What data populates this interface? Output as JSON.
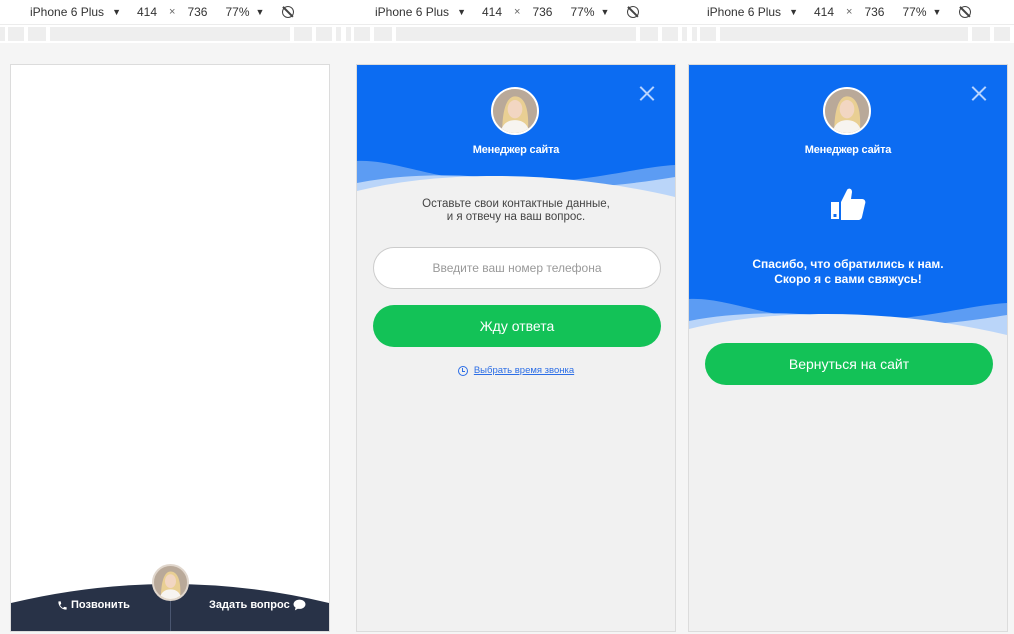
{
  "toolbars": [
    {
      "device": "iPhone 6 Plus",
      "width": "414",
      "x": "×",
      "height": "736",
      "zoom": "77%"
    },
    {
      "device": "iPhone 6 Plus",
      "width": "414",
      "x": "×",
      "height": "736",
      "zoom": "77%"
    },
    {
      "device": "iPhone 6 Plus",
      "width": "414",
      "x": "×",
      "height": "736",
      "zoom": "77%"
    }
  ],
  "screen1": {
    "call_label": "Позвонить",
    "ask_label": "Задать вопрос"
  },
  "screen2": {
    "manager_title": "Менеджер сайта",
    "prompt_line1": "Оставьте свои контактные данные,",
    "prompt_line2": "и я отвечу на ваш вопрос.",
    "phone_value": "",
    "phone_placeholder": "Введите ваш номер телефона",
    "submit_label": "Жду ответа",
    "time_link": "Выбрать время звонка"
  },
  "screen3": {
    "manager_title": "Менеджер сайта",
    "thanks_line1": "Спасибо, что обратились к нам.",
    "thanks_line2": "Скоро я с вами свяжусь!",
    "back_label": "Вернуться на сайт"
  },
  "colors": {
    "blue": "#0c6cf2",
    "green": "#13c257",
    "dark_bar": "#283247"
  },
  "icons": [
    "chevron-down-icon",
    "rotate-icon",
    "phone-icon",
    "chat-icon",
    "close-icon",
    "clock-icon",
    "thumbs-up-icon"
  ]
}
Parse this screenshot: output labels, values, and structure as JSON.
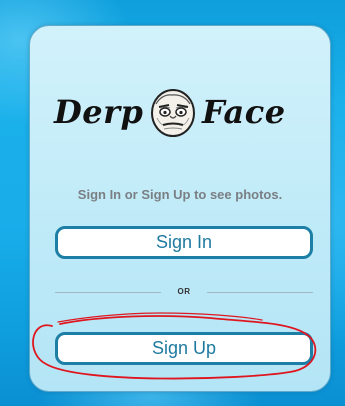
{
  "brand": {
    "name_left": "Derp",
    "name_right": "Face",
    "face_icon": "rage-face-icon"
  },
  "tagline": "Sign In or Sign Up to see photos.",
  "buttons": {
    "sign_in": "Sign In",
    "sign_up": "Sign Up"
  },
  "divider_text": "OR",
  "colors": {
    "background": "#19aeea",
    "card": "#c7eef9",
    "button_border": "#1d7fa6",
    "button_text": "#1e7aa0",
    "annotation": "#e0161f"
  }
}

------------------------

Produce an exact copy of the lines from the line containing "Parse this screenshot: output" through the last line of the records, with no pictures and no other text.

RESPONSE:
Parse this screenshot: output labels, values, and structure as JSON.
{
  "brand": {
    "name_left": "Derp",
    "name_right": "Face",
    "face_icon": "rage-face-icon"
  },
  "tagline": "Sign In or Sign Up to see photos.",
  "buttons": {
    "sign_in": "Sign In",
    "sign_up": "Sign Up"
  },
  "divider_text": "OR",
  "colors": {
    "background": "#19aeea",
    "card": "#c7eef9",
    "button_border": "#1d7fa6",
    "button_text": "#1e7aa0",
    "annotation": "#e0161f"
  }
}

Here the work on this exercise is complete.